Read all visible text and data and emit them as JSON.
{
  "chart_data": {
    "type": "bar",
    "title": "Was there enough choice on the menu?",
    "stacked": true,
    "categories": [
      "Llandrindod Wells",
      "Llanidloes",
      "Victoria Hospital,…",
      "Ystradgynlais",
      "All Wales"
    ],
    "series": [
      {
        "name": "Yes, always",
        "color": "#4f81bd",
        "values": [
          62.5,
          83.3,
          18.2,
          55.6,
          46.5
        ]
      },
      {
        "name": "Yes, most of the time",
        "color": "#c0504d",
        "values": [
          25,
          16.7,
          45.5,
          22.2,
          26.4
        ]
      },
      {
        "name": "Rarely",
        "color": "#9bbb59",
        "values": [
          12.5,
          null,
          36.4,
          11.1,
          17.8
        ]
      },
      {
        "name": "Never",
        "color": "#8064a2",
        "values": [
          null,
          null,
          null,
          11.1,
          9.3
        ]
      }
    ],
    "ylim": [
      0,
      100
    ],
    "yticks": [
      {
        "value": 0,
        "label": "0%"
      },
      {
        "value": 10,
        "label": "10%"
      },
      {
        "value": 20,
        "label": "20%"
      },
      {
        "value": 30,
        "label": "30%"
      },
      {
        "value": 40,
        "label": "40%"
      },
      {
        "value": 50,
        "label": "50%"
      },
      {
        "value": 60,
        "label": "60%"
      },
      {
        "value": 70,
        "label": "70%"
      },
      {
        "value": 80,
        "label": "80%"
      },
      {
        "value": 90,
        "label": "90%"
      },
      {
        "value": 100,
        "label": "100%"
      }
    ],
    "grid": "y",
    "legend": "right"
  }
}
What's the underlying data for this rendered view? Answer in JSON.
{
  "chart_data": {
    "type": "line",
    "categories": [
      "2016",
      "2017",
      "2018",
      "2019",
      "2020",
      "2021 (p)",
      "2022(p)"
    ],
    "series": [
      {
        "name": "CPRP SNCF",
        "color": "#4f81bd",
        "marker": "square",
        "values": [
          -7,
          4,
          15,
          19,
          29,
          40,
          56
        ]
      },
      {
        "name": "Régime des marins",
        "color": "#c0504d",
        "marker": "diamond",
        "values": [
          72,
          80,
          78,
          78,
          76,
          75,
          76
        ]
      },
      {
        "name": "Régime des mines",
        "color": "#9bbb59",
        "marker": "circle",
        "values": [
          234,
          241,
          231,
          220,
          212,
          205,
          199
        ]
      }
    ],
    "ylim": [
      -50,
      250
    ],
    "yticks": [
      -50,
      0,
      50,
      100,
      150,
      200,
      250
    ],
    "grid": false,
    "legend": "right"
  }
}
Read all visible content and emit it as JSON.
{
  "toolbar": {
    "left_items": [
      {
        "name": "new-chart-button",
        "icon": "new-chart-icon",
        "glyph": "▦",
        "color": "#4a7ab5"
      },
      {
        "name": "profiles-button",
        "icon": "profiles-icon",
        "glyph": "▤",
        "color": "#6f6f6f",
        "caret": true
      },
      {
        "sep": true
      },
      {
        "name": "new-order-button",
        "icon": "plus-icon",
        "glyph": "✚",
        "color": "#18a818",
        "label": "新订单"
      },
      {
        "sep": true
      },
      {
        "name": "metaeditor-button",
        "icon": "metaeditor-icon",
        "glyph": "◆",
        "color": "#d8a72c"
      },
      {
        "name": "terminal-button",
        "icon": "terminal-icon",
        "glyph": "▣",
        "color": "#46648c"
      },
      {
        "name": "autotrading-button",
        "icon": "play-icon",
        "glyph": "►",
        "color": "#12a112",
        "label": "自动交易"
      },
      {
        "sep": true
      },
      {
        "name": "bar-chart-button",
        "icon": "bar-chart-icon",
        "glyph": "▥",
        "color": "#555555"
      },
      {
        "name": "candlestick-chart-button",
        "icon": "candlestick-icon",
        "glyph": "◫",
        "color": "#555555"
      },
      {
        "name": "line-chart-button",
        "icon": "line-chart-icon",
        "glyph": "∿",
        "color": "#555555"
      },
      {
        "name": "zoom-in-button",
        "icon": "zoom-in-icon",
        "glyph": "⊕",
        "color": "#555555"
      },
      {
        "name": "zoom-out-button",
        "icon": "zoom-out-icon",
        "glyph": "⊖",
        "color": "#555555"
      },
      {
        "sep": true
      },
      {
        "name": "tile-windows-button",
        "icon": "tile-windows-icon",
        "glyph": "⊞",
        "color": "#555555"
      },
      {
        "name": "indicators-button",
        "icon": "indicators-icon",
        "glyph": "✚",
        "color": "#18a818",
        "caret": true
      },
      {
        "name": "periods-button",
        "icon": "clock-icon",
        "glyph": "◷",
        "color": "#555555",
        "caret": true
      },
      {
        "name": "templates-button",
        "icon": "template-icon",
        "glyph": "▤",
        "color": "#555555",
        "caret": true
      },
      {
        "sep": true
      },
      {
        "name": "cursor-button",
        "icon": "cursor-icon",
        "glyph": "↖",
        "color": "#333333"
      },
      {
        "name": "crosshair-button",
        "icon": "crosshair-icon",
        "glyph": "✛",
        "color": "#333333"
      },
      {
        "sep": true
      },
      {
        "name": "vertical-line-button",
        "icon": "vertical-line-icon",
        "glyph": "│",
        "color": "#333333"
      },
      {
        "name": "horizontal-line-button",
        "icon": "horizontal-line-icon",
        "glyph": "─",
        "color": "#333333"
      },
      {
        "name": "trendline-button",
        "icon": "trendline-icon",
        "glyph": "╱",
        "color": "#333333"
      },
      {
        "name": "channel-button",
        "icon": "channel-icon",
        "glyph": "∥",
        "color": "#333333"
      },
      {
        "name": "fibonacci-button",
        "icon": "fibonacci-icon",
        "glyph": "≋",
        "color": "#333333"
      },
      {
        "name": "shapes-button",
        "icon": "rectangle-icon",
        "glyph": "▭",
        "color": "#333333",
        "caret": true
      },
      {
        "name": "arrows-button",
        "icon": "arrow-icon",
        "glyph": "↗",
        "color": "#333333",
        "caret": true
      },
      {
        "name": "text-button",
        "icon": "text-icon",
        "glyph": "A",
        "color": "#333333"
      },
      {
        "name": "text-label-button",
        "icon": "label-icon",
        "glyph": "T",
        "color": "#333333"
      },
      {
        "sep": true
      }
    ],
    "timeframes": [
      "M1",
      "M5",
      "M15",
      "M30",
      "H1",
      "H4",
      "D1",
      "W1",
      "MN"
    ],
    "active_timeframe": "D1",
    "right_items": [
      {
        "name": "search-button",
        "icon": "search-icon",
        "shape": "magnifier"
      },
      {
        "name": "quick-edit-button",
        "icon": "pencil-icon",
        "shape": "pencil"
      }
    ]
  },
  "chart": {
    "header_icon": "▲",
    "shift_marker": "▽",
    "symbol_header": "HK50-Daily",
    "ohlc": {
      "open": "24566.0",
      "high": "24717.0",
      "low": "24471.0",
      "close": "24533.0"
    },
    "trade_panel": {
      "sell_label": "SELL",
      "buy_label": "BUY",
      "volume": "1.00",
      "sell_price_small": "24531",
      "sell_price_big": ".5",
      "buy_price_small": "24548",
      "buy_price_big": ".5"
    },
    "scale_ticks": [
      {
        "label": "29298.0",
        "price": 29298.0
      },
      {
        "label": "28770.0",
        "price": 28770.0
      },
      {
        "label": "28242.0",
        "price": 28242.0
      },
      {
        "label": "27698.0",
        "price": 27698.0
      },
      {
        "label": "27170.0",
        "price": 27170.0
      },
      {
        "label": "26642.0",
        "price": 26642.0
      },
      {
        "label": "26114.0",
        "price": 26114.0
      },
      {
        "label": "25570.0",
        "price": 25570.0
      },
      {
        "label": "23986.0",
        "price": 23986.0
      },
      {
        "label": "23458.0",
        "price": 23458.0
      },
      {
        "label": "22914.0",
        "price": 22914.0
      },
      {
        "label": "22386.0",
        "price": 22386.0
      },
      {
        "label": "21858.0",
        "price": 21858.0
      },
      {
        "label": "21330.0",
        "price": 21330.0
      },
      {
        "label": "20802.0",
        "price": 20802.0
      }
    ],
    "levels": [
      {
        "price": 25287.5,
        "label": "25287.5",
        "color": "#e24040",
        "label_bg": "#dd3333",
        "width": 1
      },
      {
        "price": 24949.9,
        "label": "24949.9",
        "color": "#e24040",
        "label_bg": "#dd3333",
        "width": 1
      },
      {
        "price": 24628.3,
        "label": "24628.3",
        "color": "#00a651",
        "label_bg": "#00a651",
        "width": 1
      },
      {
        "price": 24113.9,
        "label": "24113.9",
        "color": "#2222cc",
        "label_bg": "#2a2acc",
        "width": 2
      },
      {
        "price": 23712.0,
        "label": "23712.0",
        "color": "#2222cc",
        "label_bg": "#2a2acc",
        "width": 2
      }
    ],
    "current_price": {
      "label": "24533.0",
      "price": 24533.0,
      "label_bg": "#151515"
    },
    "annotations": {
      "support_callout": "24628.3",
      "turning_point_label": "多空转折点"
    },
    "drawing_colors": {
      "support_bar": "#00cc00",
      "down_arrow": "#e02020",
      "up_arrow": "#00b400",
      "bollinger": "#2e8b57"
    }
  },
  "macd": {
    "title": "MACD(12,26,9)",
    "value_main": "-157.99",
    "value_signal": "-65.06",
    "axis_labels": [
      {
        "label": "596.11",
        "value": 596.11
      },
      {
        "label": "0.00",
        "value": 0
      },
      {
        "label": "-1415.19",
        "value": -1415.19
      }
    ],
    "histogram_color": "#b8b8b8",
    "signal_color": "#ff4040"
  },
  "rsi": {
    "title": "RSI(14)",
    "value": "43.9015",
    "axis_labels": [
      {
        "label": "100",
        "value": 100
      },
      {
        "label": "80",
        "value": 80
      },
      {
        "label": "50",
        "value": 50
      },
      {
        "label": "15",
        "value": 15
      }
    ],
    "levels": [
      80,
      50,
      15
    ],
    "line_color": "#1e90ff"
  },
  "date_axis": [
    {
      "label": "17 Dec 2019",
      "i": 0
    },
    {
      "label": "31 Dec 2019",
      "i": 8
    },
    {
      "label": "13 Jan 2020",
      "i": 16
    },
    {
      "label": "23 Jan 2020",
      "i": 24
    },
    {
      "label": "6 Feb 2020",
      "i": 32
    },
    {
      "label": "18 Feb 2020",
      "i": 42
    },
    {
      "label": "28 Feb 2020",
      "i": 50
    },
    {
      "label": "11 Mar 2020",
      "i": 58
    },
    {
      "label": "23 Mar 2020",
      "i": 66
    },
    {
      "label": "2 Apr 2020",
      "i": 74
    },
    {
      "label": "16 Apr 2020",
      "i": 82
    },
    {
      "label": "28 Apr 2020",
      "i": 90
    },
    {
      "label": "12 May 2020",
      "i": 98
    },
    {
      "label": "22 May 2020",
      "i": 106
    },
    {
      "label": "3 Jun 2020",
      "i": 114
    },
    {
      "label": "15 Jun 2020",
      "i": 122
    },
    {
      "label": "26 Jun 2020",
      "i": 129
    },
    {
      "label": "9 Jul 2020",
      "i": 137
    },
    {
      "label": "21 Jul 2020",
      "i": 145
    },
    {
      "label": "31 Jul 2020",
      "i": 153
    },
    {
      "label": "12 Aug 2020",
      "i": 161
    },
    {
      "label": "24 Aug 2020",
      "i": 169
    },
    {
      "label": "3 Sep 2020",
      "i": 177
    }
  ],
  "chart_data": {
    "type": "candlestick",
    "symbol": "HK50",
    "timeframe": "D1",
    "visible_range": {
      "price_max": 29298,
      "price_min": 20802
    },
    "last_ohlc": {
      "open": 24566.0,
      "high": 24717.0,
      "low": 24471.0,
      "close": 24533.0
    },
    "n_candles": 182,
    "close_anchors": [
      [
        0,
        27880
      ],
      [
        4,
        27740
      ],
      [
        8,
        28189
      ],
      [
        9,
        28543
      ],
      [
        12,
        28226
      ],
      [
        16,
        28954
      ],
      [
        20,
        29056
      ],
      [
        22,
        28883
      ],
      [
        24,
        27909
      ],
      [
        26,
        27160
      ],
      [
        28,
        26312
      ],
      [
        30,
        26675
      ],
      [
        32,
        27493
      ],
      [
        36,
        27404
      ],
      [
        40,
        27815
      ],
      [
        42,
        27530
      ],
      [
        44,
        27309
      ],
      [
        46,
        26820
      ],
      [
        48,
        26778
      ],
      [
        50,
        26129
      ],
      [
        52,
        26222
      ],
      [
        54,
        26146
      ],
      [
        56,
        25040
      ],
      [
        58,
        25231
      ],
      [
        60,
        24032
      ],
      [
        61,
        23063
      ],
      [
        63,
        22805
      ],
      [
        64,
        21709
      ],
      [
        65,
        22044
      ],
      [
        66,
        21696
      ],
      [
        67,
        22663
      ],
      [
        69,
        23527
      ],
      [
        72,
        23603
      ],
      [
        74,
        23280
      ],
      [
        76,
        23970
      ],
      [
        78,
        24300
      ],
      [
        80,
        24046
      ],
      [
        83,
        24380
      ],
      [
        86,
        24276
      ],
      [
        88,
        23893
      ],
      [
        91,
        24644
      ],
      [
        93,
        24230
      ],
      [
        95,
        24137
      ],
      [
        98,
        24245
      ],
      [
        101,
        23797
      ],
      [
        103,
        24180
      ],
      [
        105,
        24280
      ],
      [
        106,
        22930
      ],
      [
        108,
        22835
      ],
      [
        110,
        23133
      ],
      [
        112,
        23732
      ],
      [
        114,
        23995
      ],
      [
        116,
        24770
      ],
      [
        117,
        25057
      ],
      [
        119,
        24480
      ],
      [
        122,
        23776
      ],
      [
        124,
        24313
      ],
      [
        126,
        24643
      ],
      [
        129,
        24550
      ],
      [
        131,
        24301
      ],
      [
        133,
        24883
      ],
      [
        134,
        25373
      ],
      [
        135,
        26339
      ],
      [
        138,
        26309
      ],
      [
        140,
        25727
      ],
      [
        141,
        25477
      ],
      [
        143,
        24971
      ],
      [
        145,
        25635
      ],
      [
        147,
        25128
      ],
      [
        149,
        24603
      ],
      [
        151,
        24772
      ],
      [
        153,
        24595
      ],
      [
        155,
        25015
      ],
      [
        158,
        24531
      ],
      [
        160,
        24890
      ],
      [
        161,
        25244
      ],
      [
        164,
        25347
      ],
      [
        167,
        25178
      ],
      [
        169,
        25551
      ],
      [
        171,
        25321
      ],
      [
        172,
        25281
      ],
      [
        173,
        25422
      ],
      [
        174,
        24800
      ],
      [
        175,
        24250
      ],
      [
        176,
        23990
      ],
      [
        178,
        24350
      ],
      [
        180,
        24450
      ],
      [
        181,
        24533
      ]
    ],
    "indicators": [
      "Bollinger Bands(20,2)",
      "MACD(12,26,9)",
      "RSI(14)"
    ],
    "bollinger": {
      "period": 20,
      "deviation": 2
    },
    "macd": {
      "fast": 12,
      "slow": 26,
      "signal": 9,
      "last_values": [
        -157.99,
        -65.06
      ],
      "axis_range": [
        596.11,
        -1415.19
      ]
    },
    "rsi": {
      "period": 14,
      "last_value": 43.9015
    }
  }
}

· · · · · · ·

### GOAL
Every line that holds the string "horizontal" should be returned.

### SOLUTION BELOW
        "name": "horizontal-line-button",
        "icon": "horizontal-line-icon",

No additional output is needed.